BEGIN RECORDS TO USE

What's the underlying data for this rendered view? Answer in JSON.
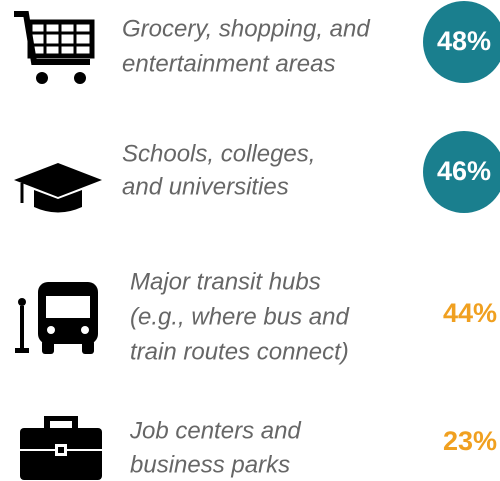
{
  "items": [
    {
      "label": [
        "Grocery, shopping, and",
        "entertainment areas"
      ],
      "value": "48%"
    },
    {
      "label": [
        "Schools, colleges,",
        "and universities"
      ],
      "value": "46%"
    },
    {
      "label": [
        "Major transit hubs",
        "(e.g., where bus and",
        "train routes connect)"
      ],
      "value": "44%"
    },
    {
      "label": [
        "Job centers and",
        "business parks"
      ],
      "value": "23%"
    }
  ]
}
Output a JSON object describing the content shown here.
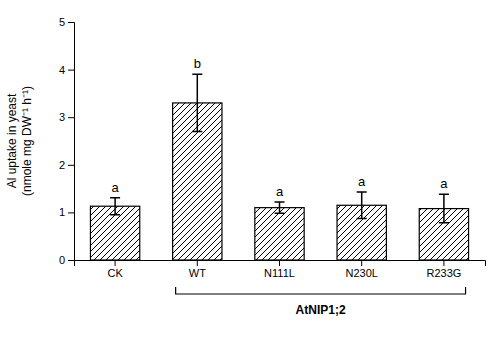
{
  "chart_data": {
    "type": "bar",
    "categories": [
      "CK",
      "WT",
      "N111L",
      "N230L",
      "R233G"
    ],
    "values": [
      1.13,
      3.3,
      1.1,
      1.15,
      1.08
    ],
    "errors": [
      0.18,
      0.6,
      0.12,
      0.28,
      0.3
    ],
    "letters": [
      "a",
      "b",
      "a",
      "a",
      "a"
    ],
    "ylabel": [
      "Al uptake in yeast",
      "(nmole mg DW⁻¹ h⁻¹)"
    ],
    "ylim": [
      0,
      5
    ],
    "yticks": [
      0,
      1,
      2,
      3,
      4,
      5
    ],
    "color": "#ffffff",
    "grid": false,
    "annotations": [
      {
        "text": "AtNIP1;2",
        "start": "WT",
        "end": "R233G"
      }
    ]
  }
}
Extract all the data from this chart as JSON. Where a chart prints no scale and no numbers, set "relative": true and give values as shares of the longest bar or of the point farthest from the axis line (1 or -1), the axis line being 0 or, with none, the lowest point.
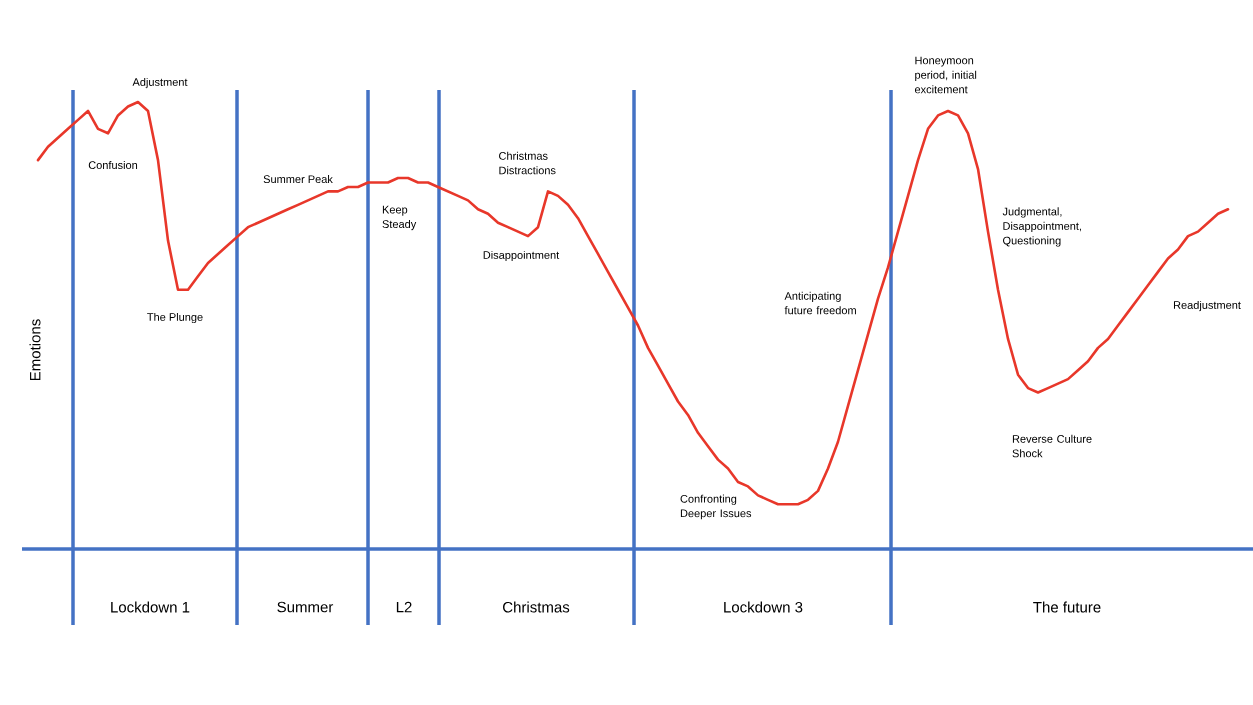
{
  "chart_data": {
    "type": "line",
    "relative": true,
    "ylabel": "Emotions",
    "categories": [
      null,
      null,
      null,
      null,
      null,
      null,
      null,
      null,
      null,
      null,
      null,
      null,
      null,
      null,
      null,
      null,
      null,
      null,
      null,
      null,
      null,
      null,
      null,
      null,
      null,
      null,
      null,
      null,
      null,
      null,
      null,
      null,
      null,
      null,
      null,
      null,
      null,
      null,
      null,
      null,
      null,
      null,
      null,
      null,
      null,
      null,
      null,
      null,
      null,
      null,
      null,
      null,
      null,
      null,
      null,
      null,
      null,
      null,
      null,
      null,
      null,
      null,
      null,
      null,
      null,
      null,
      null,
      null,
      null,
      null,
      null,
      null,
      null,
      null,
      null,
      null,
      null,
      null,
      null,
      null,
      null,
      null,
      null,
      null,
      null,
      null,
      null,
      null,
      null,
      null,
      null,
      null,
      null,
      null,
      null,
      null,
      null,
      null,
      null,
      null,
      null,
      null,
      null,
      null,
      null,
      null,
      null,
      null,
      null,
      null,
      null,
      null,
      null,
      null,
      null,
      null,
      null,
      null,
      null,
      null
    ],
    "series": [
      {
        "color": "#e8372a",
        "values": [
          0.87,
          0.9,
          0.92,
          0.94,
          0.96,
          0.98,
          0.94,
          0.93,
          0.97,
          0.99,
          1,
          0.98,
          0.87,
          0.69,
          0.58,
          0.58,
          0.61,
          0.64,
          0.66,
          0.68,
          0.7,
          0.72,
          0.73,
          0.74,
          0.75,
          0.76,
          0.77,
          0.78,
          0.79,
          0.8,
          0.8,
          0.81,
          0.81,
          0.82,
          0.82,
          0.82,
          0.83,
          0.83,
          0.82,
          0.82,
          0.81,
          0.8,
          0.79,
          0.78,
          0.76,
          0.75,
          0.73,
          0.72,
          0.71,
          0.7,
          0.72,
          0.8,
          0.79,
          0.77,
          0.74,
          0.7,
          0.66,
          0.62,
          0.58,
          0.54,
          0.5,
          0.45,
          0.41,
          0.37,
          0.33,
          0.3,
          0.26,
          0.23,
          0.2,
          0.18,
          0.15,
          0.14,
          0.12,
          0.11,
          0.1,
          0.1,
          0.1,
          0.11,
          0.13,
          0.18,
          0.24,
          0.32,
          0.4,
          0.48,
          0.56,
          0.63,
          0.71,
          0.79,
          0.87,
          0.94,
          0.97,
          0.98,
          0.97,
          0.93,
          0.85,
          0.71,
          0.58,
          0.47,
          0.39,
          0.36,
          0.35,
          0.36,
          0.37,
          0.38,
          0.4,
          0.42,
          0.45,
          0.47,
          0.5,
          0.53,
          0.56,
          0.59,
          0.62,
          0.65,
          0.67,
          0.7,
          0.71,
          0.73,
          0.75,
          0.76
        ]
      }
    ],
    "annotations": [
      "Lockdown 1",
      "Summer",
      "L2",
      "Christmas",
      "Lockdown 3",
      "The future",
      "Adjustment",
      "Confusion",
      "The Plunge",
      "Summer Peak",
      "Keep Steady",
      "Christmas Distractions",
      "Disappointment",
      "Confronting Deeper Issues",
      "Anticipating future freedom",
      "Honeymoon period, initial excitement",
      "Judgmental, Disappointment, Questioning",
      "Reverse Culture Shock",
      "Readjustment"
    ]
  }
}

END RECORDS TO USE

■ YOUR INSTRUCTIONS ■
Across the material above, count every line holding "Christmas" and write down only the number.

■ CORRECT RESULT ■
2